WHAT YOU SHOULD DO | Search the material below for the string "mention" and extract each line that has it.

PROVIDED RECORDS |
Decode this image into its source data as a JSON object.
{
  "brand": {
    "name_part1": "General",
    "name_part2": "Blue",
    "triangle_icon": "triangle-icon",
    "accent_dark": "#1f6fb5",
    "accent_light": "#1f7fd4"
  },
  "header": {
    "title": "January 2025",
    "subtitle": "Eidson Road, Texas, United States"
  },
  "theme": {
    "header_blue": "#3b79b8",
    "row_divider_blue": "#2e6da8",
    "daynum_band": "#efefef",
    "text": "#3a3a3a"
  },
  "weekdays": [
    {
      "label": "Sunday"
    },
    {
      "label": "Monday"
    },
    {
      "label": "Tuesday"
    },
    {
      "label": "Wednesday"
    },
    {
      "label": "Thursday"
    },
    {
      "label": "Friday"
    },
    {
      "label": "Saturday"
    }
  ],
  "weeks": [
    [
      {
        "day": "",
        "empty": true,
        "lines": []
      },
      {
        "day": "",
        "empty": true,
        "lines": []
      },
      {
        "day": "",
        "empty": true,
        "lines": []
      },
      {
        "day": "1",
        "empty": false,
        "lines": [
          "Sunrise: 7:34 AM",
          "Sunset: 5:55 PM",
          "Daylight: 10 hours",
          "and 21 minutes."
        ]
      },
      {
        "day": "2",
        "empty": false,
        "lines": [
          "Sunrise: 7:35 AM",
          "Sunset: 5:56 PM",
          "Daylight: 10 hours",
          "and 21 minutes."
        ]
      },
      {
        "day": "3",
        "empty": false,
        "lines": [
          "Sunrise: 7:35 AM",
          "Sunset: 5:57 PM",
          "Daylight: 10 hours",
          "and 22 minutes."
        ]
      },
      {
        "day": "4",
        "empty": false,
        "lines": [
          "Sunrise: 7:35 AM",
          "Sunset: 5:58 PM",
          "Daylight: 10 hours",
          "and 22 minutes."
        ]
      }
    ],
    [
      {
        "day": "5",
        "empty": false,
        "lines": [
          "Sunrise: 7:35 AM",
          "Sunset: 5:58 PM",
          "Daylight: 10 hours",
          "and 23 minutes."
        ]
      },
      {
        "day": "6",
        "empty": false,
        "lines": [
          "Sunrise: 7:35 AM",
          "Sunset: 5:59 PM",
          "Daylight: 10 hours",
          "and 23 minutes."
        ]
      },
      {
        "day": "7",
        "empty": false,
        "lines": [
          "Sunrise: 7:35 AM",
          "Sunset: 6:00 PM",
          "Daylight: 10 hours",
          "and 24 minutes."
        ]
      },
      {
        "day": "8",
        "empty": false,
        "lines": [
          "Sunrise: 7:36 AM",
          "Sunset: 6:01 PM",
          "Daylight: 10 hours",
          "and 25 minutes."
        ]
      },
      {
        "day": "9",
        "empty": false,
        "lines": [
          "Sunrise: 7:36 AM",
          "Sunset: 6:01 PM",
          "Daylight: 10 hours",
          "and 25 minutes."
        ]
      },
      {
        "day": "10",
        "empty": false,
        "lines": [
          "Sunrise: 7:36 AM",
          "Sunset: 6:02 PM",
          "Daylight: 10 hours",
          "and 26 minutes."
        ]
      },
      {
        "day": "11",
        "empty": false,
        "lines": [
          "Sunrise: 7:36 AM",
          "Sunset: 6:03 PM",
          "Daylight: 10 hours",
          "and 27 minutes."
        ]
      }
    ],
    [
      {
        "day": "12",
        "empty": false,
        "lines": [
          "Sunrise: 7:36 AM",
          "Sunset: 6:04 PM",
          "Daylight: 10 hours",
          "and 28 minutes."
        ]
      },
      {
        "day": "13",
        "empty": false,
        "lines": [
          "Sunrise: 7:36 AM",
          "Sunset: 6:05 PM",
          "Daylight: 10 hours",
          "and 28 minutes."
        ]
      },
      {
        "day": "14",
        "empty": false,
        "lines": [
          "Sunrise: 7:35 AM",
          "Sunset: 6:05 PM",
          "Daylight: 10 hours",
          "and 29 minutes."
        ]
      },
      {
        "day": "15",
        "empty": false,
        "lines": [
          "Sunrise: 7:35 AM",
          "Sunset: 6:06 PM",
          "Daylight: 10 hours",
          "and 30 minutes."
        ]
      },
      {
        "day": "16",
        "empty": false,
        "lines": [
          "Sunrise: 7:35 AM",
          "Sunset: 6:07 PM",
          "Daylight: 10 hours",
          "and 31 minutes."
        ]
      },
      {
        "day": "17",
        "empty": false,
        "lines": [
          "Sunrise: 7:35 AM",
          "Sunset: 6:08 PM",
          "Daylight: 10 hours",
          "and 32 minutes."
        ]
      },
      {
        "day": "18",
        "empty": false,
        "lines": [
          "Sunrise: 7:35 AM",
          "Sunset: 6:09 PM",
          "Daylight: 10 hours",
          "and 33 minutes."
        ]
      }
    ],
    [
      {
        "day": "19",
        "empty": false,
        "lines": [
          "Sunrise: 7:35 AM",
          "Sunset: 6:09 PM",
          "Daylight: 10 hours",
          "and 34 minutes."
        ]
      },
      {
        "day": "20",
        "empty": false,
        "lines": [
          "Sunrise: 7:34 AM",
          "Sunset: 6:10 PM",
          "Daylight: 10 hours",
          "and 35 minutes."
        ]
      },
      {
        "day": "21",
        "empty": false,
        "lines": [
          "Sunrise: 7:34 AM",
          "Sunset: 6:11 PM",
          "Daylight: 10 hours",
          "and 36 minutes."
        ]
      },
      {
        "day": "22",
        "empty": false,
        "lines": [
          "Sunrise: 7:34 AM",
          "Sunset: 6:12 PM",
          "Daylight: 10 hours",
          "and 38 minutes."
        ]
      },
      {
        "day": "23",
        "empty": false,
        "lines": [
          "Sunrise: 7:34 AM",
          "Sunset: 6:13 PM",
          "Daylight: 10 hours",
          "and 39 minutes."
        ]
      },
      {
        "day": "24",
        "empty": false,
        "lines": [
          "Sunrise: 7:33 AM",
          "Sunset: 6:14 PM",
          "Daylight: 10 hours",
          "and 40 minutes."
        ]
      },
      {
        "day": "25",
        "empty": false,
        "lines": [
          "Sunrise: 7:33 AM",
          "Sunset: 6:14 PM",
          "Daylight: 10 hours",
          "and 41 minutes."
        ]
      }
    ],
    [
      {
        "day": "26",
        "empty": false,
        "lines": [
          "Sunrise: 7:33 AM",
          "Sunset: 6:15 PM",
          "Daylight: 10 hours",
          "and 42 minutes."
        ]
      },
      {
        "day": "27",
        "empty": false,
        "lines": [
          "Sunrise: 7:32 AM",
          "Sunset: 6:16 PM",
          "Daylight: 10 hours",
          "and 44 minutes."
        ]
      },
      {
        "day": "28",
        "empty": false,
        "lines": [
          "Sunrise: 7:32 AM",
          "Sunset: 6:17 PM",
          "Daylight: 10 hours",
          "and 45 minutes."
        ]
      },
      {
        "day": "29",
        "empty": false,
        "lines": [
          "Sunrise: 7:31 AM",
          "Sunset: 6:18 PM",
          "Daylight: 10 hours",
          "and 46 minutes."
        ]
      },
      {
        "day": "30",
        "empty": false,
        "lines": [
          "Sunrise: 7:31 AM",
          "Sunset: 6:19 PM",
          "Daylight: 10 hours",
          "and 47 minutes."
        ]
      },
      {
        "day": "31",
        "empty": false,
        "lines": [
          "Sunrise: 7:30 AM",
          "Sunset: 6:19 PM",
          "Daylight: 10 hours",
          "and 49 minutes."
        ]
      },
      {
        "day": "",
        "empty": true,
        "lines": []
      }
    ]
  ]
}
* * *
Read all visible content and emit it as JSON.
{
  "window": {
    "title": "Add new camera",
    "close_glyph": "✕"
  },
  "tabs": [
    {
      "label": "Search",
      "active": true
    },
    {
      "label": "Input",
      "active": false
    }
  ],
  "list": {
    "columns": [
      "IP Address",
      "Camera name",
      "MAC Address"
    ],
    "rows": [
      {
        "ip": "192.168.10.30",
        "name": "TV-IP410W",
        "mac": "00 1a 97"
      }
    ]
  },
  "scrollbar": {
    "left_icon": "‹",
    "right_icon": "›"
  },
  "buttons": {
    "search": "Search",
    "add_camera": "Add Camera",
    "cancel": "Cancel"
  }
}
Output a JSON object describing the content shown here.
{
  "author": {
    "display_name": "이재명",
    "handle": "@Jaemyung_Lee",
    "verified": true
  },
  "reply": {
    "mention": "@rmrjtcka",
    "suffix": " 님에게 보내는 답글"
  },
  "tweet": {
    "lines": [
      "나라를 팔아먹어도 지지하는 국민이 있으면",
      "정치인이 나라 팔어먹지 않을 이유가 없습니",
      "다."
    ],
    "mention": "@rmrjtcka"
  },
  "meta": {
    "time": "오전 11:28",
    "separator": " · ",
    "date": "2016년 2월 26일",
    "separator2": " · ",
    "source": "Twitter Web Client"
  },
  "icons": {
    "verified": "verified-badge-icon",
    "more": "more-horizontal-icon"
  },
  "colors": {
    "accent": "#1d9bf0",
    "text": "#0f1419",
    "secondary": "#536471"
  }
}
==
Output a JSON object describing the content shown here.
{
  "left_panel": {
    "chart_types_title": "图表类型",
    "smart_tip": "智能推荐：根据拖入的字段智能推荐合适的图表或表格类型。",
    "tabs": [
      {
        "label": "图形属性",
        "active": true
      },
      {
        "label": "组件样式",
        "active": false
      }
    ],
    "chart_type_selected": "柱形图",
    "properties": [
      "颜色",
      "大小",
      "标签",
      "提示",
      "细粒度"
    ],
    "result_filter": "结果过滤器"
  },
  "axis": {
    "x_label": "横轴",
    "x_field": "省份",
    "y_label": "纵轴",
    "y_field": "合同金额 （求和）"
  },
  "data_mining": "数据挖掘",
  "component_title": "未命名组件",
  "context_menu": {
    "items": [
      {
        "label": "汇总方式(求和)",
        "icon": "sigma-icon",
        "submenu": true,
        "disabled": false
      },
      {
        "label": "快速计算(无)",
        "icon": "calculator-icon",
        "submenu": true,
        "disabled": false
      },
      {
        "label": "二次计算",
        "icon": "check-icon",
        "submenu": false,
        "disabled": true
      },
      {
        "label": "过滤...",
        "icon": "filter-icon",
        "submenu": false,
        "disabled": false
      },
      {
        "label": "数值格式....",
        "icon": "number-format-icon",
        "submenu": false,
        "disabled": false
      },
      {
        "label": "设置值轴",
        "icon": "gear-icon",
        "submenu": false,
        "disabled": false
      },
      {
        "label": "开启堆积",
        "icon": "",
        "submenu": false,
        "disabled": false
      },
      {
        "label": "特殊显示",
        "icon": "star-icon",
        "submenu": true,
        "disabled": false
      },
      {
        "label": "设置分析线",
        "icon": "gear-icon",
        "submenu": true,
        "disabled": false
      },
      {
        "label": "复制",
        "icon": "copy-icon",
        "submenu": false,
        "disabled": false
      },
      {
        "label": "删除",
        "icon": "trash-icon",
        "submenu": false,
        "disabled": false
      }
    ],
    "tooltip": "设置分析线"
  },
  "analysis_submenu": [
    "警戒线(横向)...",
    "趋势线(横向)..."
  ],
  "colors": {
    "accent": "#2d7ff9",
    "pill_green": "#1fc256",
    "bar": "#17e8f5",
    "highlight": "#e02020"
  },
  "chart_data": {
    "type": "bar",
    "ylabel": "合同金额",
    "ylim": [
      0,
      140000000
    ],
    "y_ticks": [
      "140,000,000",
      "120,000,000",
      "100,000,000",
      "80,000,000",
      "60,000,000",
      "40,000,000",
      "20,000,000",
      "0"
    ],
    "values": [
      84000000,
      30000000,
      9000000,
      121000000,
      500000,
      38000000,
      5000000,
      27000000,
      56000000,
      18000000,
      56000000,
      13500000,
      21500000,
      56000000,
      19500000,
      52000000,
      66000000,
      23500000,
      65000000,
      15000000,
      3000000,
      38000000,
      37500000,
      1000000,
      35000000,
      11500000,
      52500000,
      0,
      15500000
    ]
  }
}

ANSWER FOR THE TASK |
    "mention": "@rmrjtcka",
    "mention": "@rmrjtcka"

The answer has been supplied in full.